Qué hay detrás del acuerdo de Precios Justos para combustibles

Qué hay detrás del acuerdo de Precios Justos para combustibles

El Gobierno llegó a un acuerdo con las petroleras para dibujar un escenario de aumentos, que permita recomponer márgenes frente a los aumentos de costos, pero también evitar un salto en la inflación, que conspire contra el plan del Gobierno de bajarla a menos de 4% en marzo.

Carlos Boyadjian

Carlos Boyadjian

El acuerdo alcanzado por las petroleras con el Gobierno para incorporar los combustibles al programa Precios Justos, estableciendo un cronograma de aumentos máximos para los próximos cuatro meses. 

Hasta el momento trascendieron los ejes del acuerdo, que fija un tope de 4% para los aumentos de combustibles los próximos tres meses, y un 3,8% en marzo. Y hay un compromiso de parte del Estado de garantizar el acceso a divisas para las empresas (YPF, Shell, Axion, Trafigura), en especial "para el abastecimiento de lubricantes".

_EXTRACTOS DEL LISTADO_
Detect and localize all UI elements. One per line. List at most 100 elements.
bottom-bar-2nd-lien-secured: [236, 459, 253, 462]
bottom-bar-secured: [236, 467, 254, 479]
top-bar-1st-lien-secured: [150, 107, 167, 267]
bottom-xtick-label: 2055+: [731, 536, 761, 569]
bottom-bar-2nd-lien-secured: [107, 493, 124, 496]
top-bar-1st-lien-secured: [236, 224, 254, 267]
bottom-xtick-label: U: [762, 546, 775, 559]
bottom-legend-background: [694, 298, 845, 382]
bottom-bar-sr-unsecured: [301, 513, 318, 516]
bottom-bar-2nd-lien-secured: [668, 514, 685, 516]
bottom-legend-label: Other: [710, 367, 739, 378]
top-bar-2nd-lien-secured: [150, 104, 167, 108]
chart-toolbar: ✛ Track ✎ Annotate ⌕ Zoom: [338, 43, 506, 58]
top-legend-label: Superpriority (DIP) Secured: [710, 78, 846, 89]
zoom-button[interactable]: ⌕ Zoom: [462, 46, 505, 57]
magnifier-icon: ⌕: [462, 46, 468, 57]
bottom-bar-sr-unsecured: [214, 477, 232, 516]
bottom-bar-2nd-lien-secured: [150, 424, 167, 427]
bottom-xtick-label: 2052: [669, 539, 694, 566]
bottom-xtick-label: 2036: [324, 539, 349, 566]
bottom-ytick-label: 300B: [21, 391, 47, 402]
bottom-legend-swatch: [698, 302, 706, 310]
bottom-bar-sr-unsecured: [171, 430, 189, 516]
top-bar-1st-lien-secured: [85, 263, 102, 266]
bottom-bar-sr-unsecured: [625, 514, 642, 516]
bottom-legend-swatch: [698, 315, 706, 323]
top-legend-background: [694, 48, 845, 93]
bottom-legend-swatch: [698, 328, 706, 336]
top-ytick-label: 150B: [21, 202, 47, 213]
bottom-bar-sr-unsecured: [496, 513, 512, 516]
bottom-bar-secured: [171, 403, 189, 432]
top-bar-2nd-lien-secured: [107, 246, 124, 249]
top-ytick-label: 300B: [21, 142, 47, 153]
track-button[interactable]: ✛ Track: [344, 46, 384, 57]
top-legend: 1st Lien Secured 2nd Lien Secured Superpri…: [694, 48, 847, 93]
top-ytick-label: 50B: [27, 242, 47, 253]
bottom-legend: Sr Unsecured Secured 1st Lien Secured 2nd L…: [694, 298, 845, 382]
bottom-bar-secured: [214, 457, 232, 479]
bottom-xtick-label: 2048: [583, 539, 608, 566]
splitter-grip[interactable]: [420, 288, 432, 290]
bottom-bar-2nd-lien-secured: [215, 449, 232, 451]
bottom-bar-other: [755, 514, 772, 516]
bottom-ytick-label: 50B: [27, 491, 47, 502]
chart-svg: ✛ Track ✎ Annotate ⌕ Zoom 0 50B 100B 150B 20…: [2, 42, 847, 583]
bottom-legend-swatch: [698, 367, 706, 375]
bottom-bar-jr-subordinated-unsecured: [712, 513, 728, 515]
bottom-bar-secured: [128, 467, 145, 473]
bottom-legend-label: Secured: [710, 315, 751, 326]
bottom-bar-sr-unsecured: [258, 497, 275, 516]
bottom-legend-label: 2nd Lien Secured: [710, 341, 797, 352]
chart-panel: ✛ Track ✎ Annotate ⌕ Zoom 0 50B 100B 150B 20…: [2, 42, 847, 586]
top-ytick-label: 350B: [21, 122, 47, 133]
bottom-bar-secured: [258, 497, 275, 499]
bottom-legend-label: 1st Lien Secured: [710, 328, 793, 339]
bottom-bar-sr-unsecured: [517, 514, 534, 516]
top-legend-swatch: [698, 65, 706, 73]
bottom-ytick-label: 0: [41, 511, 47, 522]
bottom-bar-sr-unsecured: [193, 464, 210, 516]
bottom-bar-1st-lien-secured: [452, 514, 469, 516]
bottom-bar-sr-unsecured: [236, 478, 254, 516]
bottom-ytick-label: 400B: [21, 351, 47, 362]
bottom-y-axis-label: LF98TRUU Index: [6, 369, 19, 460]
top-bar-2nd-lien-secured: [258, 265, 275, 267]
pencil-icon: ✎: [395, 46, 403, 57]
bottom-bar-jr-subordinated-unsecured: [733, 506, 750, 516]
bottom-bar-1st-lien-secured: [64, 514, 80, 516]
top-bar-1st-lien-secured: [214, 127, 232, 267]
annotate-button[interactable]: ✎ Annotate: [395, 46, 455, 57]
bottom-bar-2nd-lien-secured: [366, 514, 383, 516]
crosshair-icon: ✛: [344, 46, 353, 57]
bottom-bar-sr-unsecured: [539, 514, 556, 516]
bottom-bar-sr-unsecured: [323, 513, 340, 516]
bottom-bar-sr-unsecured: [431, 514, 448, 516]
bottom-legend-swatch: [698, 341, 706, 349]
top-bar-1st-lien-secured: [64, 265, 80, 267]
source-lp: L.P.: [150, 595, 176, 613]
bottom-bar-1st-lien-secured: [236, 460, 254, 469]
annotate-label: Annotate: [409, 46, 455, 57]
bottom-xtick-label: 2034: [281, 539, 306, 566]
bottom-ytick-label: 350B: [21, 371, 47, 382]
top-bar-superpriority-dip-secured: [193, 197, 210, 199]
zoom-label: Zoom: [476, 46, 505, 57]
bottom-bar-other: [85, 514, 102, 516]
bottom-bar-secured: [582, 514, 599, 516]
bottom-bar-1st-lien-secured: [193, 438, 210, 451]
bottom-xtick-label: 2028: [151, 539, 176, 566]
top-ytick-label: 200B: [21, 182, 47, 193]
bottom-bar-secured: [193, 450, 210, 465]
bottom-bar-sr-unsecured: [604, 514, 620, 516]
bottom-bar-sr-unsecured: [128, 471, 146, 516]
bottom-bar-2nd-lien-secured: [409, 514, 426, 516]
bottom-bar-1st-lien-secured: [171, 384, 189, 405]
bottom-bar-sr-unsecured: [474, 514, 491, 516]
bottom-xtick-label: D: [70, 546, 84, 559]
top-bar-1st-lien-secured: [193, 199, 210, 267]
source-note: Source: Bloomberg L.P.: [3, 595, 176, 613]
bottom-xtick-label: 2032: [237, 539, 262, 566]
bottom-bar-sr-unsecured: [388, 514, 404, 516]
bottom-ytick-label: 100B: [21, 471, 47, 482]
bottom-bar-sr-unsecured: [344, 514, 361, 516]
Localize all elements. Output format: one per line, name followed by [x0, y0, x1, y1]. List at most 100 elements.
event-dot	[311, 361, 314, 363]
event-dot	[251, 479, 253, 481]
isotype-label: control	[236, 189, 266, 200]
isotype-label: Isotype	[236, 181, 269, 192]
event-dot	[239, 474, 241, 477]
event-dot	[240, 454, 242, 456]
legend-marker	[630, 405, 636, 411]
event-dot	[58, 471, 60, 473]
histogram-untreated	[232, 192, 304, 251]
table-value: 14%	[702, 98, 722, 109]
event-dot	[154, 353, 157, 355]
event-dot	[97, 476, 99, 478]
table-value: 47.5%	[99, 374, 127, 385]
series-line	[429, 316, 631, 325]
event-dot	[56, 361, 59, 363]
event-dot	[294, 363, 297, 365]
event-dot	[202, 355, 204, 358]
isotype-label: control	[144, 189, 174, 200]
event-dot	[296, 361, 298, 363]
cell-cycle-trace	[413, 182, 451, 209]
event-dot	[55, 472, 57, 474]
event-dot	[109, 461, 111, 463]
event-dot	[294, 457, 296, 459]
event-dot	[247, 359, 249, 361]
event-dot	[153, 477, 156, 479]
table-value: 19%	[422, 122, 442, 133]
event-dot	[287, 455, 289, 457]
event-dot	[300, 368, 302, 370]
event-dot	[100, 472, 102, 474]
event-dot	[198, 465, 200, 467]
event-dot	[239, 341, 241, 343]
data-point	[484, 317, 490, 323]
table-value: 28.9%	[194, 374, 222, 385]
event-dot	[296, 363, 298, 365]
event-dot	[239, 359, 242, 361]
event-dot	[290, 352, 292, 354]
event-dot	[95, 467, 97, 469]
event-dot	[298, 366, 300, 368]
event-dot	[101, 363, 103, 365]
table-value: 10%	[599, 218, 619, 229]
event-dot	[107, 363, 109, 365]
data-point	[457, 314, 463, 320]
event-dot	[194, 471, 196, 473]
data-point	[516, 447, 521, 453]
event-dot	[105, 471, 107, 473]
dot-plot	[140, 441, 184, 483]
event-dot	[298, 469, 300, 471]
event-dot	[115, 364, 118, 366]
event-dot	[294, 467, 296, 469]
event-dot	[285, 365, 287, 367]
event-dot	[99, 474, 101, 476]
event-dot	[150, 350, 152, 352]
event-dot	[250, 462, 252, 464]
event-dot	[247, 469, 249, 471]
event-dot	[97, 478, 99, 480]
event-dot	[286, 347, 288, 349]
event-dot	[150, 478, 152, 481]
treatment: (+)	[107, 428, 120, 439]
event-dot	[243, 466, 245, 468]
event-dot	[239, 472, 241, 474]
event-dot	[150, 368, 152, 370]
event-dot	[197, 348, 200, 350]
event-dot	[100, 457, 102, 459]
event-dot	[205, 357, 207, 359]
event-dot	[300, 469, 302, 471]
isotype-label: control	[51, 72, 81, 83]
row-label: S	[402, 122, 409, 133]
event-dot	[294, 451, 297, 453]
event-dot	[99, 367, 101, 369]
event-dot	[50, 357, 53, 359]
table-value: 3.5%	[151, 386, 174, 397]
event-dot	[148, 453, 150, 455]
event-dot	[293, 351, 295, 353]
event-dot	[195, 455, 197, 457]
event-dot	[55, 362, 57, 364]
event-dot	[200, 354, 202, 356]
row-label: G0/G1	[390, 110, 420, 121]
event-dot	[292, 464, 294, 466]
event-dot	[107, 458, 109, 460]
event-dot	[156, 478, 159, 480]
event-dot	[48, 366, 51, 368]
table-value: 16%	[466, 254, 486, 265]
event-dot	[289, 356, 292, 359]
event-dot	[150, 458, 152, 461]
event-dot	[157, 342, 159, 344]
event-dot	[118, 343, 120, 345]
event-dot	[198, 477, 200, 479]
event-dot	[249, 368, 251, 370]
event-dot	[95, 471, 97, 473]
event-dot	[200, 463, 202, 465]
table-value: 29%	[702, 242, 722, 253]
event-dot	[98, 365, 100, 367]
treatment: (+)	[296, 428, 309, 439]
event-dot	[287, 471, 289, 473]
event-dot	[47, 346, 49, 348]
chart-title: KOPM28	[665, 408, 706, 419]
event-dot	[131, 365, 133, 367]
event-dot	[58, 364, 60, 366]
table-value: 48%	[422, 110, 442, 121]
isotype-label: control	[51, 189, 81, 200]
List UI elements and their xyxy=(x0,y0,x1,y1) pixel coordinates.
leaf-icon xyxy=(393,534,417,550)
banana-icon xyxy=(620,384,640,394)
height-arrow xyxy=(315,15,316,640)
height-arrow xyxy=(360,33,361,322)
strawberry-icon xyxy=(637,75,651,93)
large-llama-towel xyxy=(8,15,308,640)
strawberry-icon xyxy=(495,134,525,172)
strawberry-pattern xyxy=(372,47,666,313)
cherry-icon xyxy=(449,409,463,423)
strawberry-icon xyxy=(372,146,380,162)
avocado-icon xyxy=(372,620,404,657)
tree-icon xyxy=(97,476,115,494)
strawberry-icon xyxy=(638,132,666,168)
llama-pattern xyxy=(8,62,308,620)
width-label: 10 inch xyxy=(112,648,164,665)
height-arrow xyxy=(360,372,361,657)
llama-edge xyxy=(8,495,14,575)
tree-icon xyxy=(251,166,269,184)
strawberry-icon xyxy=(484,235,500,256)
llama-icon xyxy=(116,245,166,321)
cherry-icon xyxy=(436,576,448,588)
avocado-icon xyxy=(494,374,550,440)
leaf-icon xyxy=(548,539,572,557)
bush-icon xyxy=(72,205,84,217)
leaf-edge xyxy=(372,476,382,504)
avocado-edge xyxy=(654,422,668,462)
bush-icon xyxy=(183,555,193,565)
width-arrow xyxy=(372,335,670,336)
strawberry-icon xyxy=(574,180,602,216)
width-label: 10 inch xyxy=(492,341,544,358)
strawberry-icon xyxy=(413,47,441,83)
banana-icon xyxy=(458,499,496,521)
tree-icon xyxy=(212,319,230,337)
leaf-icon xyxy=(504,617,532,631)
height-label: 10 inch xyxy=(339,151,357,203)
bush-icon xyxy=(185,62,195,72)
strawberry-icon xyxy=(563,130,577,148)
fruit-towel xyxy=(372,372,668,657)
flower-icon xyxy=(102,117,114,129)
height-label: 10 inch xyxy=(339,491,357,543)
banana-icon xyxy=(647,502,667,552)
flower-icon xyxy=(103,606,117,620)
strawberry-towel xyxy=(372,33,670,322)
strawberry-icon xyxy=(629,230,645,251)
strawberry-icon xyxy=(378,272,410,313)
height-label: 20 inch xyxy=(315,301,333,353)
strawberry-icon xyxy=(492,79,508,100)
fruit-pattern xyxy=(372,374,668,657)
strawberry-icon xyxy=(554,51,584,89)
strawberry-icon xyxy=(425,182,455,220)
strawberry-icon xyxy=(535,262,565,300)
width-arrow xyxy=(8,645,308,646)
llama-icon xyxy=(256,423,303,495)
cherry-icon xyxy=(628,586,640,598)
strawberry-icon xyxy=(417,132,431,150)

_ORDEN DE TRABAJO 1_
Actualiza la nota sobre Precios Justos para combustibles. Reproduce la parte que abre con las palabras "El acuerdo alcanzado" y cierra con "próximos cuatro meses.", y pon "empresas petroleras" donde dice "petroleras".
_ORDEN DE TRABAJO 2_
Convierte en una lista breve el párrafo de la nota sobre Precios Justos para combustibles que empieza con "Hasta el momento trascendieron". Conserva sus datos principales.

_RESPUESTA 1_
El acuerdo alcanzado por las empresas petroleras con el Gobierno para incorporar los combustibles al programa Precios Justos, estableciendo un cronograma de aumentos máximos para los próximos cuatro meses.

_RESPUESTA 2_
Ejes conocidos del acuerdo:
- Tope de 4% para los aumentos de combustibles durante los próximos tres meses.
- Tope de 3,8% en marzo.
- El Estado se compromete a garantizar el acceso a divisas para YPF, Shell, Axion y Trafigura, en especial para el abastecimiento de lubricantes.